* [TASK TO CARRY OUT]
Pick out the lines in the listing below that contain the word "danger" and copy them.

* [INPUT FOR THIS TASK]
━━━━

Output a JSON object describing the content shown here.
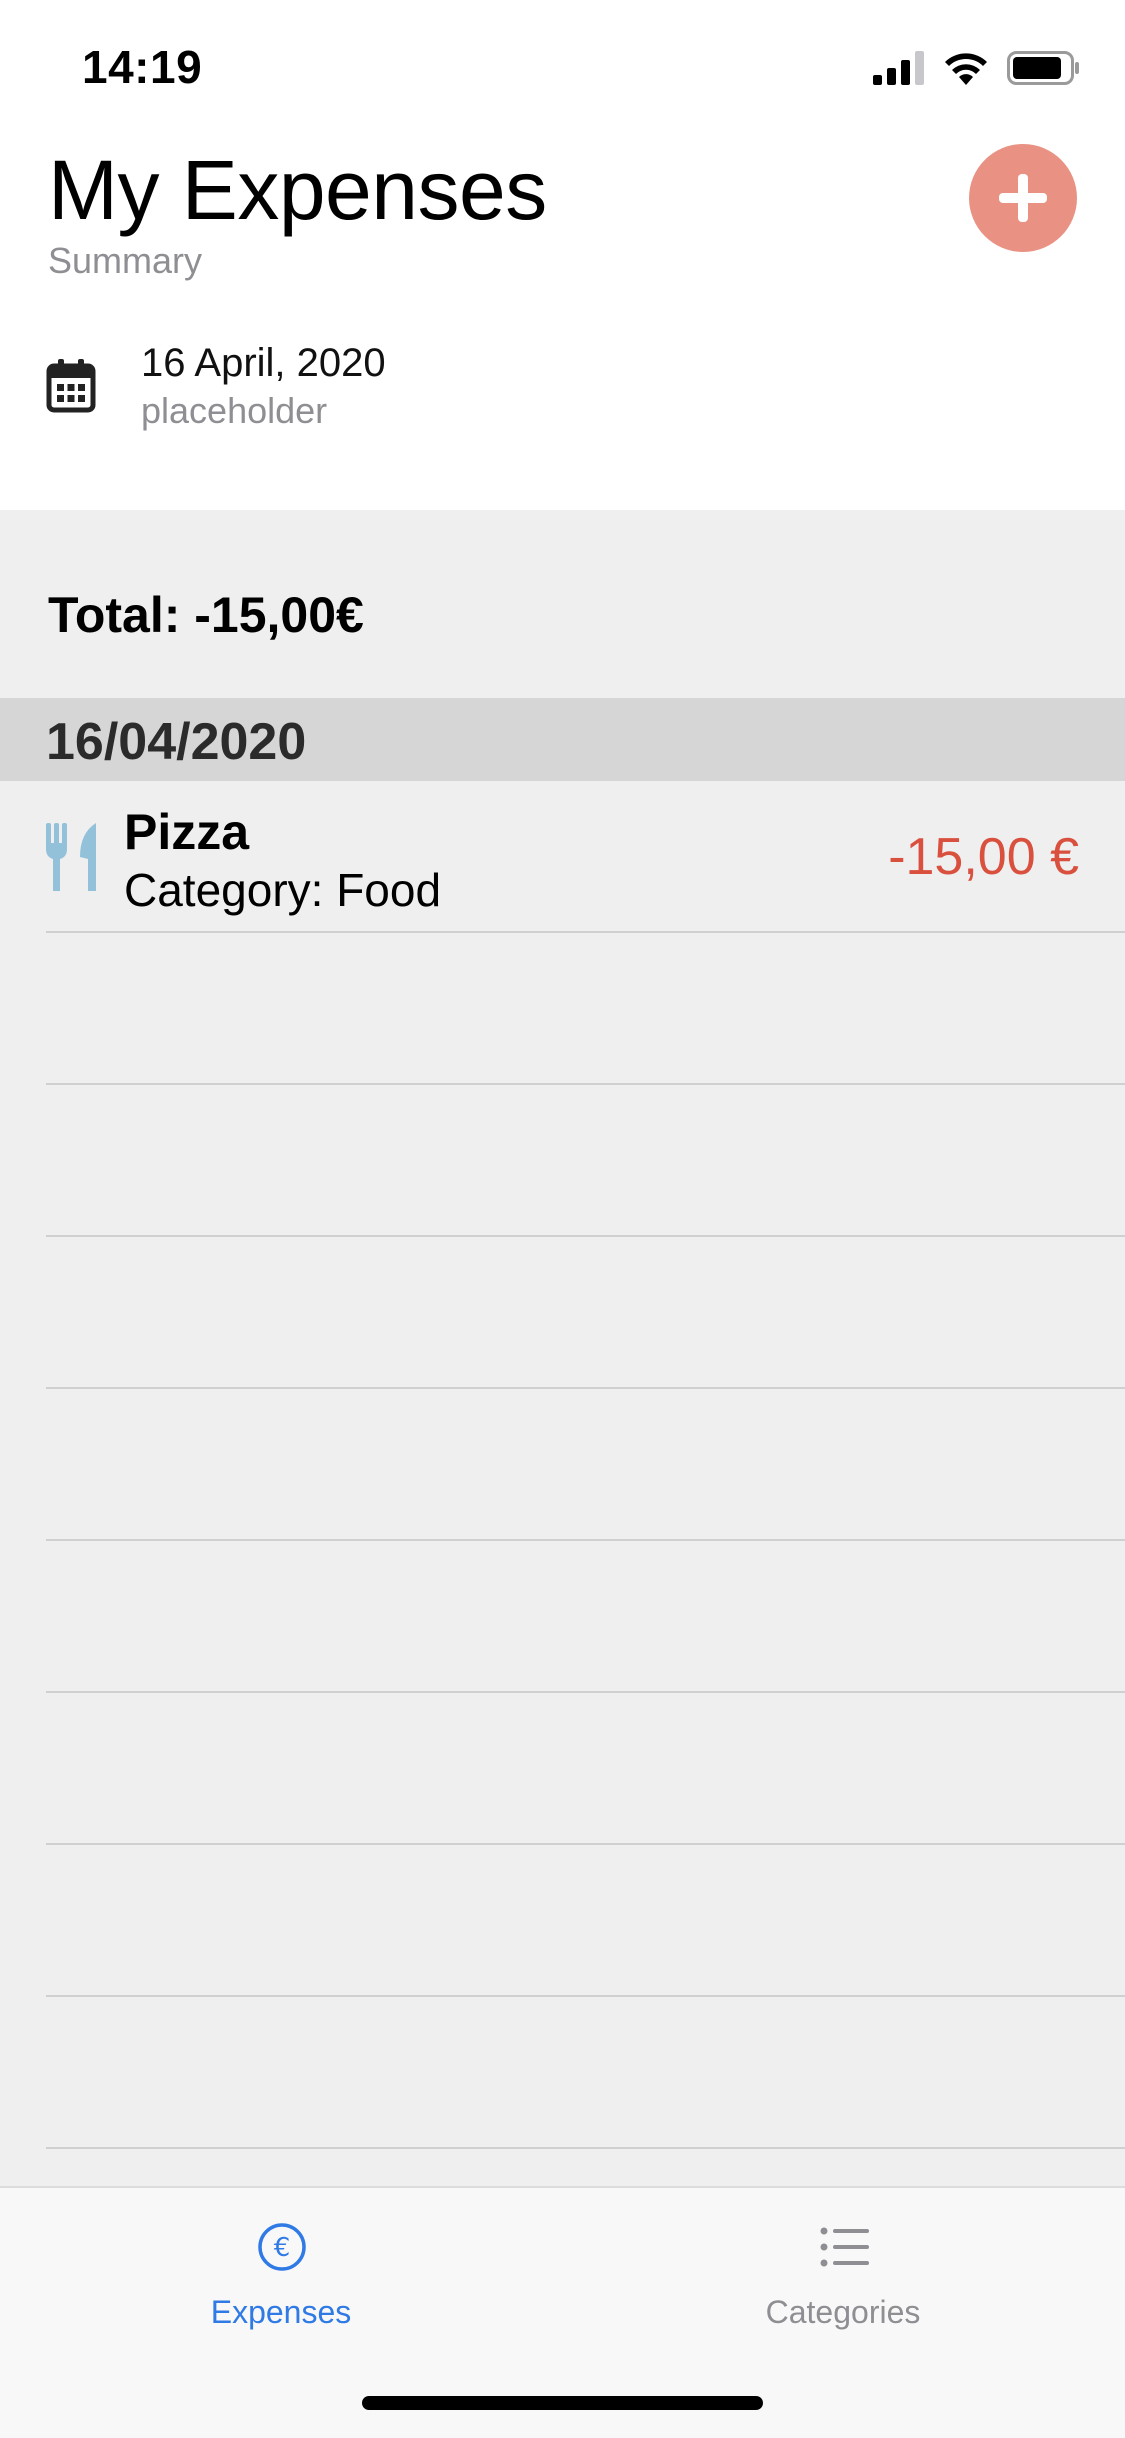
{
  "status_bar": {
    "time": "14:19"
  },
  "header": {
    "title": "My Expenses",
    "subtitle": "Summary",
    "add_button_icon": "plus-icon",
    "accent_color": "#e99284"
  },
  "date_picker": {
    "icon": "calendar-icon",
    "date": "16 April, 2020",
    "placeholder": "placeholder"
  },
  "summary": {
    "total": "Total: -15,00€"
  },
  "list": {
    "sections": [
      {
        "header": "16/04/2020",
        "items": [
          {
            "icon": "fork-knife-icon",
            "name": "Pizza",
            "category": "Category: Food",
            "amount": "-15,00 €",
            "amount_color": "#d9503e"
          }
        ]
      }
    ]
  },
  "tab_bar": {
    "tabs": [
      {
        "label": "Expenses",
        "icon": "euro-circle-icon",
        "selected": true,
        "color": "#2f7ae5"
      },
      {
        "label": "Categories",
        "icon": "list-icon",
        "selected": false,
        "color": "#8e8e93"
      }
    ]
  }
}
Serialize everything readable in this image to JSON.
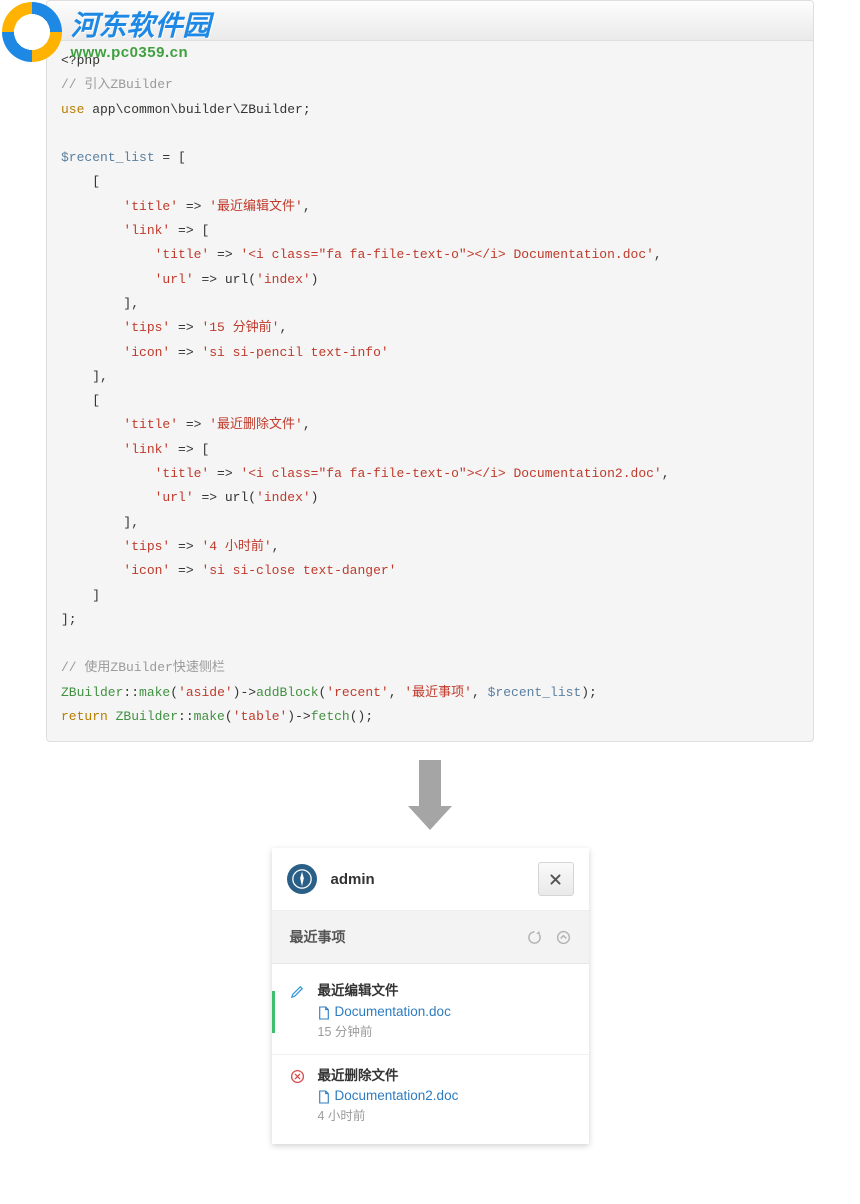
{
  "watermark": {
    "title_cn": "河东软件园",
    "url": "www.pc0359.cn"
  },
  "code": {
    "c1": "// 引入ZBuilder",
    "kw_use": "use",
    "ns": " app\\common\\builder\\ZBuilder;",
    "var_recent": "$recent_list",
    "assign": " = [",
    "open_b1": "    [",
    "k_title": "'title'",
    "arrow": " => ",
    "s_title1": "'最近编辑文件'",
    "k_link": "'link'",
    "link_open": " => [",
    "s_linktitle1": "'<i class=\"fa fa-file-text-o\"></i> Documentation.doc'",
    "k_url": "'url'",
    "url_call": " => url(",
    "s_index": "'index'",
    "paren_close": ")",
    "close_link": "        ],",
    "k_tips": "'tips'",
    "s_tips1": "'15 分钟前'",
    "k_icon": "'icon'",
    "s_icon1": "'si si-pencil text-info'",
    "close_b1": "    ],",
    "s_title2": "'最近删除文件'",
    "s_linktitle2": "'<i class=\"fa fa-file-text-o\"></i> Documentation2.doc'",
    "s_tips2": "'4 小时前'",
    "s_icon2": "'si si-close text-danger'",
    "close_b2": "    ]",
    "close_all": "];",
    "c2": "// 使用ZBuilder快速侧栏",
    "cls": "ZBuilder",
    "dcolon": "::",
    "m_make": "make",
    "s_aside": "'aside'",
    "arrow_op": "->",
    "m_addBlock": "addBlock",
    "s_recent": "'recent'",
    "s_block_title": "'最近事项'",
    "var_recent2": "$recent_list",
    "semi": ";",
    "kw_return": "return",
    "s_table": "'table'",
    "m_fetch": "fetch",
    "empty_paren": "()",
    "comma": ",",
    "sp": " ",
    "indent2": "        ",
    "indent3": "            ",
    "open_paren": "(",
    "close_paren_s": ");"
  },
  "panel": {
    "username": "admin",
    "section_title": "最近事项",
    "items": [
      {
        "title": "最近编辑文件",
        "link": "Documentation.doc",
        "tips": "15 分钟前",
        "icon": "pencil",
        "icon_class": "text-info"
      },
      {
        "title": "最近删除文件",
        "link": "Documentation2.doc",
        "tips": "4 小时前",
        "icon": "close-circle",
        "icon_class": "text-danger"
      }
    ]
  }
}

━━━━

* [SOLUTION BELOW]
    "s_icon2": "'si si-close text-danger'",
        "icon_class": "text-danger"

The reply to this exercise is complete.